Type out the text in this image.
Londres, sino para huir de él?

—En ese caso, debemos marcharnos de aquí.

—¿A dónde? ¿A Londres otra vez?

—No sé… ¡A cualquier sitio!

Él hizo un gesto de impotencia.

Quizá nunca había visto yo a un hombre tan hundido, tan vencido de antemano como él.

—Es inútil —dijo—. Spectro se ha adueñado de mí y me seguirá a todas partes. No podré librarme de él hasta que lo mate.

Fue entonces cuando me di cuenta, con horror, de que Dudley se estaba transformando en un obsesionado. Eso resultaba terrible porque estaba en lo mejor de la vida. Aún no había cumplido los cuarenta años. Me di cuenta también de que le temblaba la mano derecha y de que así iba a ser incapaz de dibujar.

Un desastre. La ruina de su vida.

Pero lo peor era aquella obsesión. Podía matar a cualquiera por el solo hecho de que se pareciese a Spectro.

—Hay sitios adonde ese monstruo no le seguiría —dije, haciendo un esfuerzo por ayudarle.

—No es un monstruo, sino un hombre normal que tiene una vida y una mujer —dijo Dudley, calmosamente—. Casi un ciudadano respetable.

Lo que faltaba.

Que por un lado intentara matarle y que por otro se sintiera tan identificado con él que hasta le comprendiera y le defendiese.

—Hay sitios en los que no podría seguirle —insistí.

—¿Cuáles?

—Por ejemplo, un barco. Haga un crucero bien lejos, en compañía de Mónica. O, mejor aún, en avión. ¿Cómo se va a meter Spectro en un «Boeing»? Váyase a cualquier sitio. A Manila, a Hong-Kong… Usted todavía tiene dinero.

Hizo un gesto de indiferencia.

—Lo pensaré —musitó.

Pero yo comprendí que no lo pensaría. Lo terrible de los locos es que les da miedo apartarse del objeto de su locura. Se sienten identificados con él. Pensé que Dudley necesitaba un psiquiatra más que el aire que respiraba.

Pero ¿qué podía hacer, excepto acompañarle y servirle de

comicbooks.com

GIVEN PROBLEM
Which lines contain "vida"? Copy each of them out.

ANSWER
Fue entonces cuando me di cuenta, con horror, de que Dudley se estaba transformando en un obsesionado. Eso resultaba terrible porque estaba en lo mejor de la vida. Aún no había cumplido los cuarenta años. Me di cuenta también de que le temblaba la mano derecha y de que así iba a ser incapaz de dibujar.
Un desastre. La ruina de su vida.
—No es un monstruo, sino un hombre normal que tiene una vida y una mujer —dijo Dudley, calmosamente—. Casi un ciudadano respetable.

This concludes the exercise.